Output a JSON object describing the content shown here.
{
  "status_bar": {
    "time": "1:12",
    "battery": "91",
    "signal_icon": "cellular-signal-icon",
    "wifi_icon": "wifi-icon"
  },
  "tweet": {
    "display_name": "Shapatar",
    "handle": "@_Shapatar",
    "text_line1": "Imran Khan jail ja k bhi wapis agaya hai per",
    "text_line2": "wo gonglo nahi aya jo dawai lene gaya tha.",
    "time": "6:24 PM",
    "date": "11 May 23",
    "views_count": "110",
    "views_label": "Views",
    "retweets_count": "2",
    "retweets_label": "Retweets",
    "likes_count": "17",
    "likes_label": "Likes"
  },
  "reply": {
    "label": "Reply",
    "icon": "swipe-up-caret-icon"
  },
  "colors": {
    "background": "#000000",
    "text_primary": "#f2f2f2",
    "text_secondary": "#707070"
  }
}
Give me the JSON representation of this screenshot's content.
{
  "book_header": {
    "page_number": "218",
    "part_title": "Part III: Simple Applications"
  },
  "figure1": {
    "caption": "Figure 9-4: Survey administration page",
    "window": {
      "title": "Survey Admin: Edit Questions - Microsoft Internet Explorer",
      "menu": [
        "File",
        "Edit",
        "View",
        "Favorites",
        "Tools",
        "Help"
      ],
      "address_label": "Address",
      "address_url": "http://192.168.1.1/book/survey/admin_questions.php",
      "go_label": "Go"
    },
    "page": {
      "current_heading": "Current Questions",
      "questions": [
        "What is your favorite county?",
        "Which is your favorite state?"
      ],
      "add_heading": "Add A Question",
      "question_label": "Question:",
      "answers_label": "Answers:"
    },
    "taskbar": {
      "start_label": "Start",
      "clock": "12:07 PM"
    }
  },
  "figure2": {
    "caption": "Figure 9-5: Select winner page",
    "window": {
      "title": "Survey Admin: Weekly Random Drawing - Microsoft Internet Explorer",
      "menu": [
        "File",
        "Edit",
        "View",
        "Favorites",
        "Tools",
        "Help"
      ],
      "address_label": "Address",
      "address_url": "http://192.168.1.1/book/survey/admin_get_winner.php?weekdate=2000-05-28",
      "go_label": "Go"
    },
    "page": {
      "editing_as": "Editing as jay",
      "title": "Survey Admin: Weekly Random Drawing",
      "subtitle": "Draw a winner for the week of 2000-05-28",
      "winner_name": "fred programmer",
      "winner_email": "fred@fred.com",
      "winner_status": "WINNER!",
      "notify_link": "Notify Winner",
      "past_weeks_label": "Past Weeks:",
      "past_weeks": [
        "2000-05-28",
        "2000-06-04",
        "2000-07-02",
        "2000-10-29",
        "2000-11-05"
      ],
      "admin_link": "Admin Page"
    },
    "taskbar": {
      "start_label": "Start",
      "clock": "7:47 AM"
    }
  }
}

□ □ □

== Aim ==
Your task is to return the full listing exactly as it was given.

== Result ==
Output a JSON object describing the content shown here.
{
  "status_bar": {
    "time": "1:12",
    "battery": "91",
    "signal_icon": "cellular-signal-icon",
    "wifi_icon": "wifi-icon"
  },
  "tweet": {
    "display_name": "Shapatar",
    "handle": "@_Shapatar",
    "text_line1": "Imran Khan jail ja k bhi wapis agaya hai per",
    "text_line2": "wo gonglo nahi aya jo dawai lene gaya tha.",
    "time": "6:24 PM",
    "date": "11 May 23",
    "views_count": "110",
    "views_label": "Views",
    "retweets_count": "2",
    "retweets_label": "Retweets",
    "likes_count": "17",
    "likes_label": "Likes"
  },
  "reply": {
    "label": "Reply",
    "icon": "swipe-up-caret-icon"
  },
  "colors": {
    "background": "#000000",
    "text_primary": "#f2f2f2",
    "text_secondary": "#707070"
  }
}
Give me the JSON representation of this screenshot's content.
{
  "book_header": {
    "page_number": "218",
    "part_title": "Part III: Simple Applications"
  },
  "figure1": {
    "caption": "Figure 9-4: Survey administration page",
    "window": {
      "title": "Survey Admin: Edit Questions - Microsoft Internet Explorer",
      "menu": [
        "File",
        "Edit",
        "View",
        "Favorites",
        "Tools",
        "Help"
      ],
      "address_label": "Address",
      "address_url": "http://192.168.1.1/book/survey/admin_questions.php",
      "go_label": "Go"
    },
    "page": {
      "current_heading": "Current Questions",
      "questions": [
        "What is your favorite county?",
        "Which is your favorite state?"
      ],
      "add_heading": "Add A Question",
      "question_label": "Question:",
      "answers_label": "Answers:"
    },
    "taskbar": {
      "start_label": "Start",
      "clock": "12:07 PM"
    }
  },
  "figure2": {
    "caption": "Figure 9-5: Select winner page",
    "window": {
      "title": "Survey Admin: Weekly Random Drawing - Microsoft Internet Explorer",
      "menu": [
        "File",
        "Edit",
        "View",
        "Favorites",
        "Tools",
        "Help"
      ],
      "address_label": "Address",
      "address_url": "http://192.168.1.1/book/survey/admin_get_winner.php?weekdate=2000-05-28",
      "go_label": "Go"
    },
    "page": {
      "editing_as": "Editing as jay",
      "title": "Survey Admin: Weekly Random Drawing",
      "subtitle": "Draw a winner for the week of 2000-05-28",
      "winner_name": "fred programmer",
      "winner_email": "fred@fred.com",
      "winner_status": "WINNER!",
      "notify_link": "Notify Winner",
      "past_weeks_label": "Past Weeks:",
      "past_weeks": [
        "2000-05-28",
        "2000-06-04",
        "2000-07-02",
        "2000-10-29",
        "2000-11-05"
      ],
      "admin_link": "Admin Page"
    },
    "taskbar": {
      "start_label": "Start",
      "clock": "7:47 AM"
    }
  }
}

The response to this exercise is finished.